Directions: Go through the lines below and copy each one that holds the string "points".

Material for this exercise:
---------------
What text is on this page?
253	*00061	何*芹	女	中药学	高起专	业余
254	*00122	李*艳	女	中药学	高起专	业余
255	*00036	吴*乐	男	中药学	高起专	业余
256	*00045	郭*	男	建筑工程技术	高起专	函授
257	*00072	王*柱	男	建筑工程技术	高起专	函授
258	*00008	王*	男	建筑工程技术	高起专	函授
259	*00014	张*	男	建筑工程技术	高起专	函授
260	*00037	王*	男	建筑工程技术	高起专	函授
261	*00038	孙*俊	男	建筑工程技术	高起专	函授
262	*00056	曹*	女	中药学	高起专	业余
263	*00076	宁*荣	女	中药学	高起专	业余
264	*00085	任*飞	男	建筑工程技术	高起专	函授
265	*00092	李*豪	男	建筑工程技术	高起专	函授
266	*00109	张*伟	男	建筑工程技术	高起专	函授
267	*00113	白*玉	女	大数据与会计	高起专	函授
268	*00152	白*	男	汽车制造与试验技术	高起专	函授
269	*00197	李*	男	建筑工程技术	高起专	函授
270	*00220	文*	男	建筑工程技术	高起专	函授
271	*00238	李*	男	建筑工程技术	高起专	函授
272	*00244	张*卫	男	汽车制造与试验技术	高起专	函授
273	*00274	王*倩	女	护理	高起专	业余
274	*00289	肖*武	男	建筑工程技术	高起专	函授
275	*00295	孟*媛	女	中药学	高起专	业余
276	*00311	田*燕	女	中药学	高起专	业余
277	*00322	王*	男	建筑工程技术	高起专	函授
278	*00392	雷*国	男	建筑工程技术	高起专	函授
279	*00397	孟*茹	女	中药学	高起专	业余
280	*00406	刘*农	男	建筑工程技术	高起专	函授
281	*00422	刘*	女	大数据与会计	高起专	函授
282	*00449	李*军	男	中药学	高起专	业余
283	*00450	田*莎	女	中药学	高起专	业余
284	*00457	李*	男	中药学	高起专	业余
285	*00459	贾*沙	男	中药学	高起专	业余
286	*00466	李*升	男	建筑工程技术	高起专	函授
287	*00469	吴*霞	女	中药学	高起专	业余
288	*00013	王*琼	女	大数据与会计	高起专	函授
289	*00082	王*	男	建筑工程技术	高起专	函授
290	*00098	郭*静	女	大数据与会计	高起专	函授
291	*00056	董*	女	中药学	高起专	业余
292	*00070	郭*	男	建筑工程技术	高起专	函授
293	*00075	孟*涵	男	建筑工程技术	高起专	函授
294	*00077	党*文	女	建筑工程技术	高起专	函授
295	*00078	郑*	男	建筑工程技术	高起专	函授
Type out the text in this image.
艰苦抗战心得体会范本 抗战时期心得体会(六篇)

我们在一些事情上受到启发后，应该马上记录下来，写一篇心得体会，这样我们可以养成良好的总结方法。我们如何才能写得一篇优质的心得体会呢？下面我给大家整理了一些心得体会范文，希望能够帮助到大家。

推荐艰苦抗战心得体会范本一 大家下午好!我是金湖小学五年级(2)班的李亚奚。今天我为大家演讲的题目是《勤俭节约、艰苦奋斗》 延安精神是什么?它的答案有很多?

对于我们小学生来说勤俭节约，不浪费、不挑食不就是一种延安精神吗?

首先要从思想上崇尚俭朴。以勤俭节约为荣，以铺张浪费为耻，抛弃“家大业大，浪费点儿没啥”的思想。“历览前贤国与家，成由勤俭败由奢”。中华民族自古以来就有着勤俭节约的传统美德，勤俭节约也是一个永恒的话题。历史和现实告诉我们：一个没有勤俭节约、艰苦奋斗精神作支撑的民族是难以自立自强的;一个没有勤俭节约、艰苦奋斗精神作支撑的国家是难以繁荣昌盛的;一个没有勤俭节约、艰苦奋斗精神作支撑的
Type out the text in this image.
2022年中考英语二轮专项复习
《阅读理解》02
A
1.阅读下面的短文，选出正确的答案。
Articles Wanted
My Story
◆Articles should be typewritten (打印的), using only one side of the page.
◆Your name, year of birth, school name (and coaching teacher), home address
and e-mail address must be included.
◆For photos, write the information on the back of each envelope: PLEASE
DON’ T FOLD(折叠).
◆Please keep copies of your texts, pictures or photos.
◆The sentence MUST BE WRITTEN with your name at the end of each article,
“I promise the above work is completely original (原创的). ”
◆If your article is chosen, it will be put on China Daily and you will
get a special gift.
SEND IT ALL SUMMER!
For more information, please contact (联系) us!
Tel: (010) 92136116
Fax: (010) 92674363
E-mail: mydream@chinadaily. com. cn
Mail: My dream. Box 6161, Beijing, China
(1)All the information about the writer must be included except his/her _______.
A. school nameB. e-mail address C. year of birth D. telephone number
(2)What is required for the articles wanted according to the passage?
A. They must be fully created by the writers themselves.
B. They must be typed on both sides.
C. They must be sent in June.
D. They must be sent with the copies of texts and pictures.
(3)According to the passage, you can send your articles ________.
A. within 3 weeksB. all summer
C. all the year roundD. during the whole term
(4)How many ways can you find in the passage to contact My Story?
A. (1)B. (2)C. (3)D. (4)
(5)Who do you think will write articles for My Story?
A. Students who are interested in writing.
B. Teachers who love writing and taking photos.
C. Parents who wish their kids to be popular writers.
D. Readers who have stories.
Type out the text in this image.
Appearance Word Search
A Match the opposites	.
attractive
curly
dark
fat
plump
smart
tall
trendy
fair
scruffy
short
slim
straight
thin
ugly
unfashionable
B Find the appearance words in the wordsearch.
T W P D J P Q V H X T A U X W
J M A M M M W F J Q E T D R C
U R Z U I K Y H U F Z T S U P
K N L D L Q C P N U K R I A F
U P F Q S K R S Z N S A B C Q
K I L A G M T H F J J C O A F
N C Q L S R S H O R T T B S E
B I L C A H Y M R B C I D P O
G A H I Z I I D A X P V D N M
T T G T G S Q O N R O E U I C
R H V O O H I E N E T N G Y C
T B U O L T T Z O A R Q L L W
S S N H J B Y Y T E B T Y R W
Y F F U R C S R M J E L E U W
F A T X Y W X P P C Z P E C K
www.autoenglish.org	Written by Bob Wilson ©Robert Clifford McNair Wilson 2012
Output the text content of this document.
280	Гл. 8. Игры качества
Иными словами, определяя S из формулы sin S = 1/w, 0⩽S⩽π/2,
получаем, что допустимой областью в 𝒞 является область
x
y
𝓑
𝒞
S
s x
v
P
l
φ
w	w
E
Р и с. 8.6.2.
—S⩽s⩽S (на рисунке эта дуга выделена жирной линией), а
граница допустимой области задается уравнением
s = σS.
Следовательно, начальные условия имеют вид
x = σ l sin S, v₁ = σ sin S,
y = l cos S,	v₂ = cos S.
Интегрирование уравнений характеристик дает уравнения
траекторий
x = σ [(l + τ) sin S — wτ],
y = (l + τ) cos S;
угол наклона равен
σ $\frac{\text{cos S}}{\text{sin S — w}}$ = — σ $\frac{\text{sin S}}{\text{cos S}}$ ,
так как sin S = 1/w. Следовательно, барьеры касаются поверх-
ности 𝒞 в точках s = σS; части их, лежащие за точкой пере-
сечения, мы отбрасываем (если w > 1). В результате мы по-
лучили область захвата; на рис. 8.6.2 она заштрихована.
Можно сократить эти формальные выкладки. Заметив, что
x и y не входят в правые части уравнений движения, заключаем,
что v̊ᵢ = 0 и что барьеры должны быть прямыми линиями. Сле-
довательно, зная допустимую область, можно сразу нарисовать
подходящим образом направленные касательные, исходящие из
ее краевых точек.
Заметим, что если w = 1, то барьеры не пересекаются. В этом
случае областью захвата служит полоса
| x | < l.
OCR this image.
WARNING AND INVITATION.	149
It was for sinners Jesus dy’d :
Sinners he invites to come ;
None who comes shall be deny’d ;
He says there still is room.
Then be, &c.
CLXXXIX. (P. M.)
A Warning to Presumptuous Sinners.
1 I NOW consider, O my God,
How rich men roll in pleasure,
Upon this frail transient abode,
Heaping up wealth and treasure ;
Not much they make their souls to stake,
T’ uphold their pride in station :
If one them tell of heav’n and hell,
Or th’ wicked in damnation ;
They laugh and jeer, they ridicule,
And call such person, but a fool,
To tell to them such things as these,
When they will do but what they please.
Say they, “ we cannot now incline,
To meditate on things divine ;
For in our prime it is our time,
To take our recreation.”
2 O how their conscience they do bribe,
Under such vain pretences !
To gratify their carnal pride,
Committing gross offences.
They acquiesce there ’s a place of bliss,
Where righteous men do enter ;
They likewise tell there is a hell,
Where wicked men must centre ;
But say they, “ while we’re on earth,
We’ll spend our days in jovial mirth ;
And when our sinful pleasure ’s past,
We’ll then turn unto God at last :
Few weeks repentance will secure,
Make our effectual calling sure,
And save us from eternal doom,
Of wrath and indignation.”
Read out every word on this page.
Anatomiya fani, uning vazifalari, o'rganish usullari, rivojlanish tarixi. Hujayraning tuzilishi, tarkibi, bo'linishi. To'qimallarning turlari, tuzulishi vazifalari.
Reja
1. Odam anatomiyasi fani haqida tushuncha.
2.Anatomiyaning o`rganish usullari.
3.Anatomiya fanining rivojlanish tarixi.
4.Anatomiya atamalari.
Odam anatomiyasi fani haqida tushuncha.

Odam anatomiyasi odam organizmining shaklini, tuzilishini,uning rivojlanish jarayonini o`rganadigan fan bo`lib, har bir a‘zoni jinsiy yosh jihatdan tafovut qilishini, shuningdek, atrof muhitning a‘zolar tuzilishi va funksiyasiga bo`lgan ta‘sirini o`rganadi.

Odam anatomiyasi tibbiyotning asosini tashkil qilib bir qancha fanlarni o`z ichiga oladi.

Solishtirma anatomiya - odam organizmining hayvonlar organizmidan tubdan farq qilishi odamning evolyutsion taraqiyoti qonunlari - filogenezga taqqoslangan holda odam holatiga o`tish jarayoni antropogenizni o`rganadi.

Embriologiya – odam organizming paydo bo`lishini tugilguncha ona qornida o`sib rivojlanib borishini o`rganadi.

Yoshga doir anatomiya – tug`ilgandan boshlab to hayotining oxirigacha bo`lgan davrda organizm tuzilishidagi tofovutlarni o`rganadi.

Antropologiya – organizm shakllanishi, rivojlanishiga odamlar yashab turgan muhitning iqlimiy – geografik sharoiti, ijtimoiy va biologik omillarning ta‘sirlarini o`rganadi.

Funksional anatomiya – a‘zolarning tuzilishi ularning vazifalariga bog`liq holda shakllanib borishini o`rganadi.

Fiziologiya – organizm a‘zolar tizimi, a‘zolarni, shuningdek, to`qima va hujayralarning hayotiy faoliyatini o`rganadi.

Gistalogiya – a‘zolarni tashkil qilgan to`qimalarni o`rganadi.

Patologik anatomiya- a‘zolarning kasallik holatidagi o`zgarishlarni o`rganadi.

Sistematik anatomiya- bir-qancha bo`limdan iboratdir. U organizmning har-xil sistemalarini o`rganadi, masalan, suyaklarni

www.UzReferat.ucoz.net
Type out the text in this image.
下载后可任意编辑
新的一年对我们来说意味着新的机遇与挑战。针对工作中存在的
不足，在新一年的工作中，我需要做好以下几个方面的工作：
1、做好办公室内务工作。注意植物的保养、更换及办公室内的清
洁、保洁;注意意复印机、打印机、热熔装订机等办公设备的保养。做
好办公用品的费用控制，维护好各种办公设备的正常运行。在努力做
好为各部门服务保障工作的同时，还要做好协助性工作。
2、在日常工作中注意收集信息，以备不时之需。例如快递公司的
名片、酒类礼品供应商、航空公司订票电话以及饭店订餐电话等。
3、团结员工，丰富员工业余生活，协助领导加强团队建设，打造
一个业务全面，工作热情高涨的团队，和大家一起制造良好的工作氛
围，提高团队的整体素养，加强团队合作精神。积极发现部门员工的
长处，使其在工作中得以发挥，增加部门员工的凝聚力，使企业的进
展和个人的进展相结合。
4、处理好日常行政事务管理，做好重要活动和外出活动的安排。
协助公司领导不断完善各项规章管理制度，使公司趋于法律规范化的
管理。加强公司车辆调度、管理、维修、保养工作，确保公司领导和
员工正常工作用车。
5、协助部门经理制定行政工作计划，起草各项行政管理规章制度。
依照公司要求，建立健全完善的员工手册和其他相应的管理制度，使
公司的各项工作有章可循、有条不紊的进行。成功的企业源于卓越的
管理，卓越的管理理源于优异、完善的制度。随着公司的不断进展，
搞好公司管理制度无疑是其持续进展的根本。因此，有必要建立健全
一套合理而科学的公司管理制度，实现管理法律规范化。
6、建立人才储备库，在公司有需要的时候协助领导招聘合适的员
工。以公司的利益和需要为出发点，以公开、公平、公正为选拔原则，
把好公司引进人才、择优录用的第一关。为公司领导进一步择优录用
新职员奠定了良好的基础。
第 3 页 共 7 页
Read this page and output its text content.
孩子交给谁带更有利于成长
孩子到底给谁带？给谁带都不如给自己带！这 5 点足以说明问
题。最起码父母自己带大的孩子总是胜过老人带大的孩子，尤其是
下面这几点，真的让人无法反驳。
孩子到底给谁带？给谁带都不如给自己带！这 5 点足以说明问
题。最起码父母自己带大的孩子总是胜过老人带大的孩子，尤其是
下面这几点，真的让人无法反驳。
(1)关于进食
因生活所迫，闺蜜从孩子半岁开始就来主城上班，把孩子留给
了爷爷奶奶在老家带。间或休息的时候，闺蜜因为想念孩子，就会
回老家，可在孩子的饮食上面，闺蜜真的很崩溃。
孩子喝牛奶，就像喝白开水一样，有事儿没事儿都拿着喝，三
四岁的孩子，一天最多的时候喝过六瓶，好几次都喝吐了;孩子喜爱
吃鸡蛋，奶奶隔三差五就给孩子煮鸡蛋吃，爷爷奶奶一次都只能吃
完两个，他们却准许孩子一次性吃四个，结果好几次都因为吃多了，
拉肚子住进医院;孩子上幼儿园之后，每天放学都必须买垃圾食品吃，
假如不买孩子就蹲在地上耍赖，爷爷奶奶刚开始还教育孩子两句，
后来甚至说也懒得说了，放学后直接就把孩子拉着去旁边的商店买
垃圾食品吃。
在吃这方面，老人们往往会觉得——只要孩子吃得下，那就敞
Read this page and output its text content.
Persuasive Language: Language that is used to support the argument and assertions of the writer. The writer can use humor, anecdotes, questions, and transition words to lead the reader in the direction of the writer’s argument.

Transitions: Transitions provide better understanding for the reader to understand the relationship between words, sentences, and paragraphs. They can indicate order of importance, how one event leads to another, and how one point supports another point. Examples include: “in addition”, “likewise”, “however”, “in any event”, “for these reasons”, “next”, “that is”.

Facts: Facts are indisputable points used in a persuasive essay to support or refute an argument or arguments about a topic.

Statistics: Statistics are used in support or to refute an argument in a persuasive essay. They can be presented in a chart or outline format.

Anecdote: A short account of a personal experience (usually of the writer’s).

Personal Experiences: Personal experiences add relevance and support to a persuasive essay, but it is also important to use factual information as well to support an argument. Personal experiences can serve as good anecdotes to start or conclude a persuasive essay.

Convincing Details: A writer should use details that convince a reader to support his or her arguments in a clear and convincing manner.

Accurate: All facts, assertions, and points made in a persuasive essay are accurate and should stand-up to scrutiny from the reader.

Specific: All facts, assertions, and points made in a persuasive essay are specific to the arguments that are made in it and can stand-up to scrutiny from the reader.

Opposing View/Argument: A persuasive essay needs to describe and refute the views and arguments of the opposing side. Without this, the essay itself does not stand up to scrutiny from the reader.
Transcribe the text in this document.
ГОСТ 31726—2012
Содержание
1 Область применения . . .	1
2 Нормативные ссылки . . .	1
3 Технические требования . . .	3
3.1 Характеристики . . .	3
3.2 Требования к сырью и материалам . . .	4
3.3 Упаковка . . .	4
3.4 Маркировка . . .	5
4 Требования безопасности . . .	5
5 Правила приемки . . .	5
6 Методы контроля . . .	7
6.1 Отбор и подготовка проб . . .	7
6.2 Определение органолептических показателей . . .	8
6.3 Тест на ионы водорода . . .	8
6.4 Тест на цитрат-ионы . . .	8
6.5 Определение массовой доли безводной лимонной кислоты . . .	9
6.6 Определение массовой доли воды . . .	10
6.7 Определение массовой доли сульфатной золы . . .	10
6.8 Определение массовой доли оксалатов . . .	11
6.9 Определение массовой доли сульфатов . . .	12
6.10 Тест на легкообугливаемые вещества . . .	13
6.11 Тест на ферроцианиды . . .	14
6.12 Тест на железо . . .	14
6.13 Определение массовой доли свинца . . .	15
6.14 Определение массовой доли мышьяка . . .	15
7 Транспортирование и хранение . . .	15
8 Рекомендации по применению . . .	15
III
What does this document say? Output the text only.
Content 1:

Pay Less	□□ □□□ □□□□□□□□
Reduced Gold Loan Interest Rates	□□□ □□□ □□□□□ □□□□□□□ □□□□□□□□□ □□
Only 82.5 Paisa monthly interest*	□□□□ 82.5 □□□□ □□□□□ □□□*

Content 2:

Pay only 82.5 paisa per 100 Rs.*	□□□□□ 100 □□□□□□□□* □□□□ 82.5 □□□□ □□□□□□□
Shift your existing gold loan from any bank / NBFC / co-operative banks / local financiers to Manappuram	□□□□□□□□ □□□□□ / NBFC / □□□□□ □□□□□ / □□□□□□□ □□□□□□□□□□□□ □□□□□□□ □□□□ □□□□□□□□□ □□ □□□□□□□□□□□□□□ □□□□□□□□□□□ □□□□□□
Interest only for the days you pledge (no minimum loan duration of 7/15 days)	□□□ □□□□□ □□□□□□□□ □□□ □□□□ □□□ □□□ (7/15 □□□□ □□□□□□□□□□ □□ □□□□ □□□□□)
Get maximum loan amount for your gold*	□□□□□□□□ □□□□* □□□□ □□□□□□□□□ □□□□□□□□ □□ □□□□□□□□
---------------
Exercise answer:
Facts: Facts are indisputable points used in a persuasive essay to support or refute an argument or arguments about a topic.
Accurate: All facts, assertions, and points made in a persuasive essay are accurate and should stand-up to scrutiny from the reader.
Specific: All facts, assertions, and points made in a persuasive essay are specific to the arguments that are made in it and can stand-up to scrutiny from the reader.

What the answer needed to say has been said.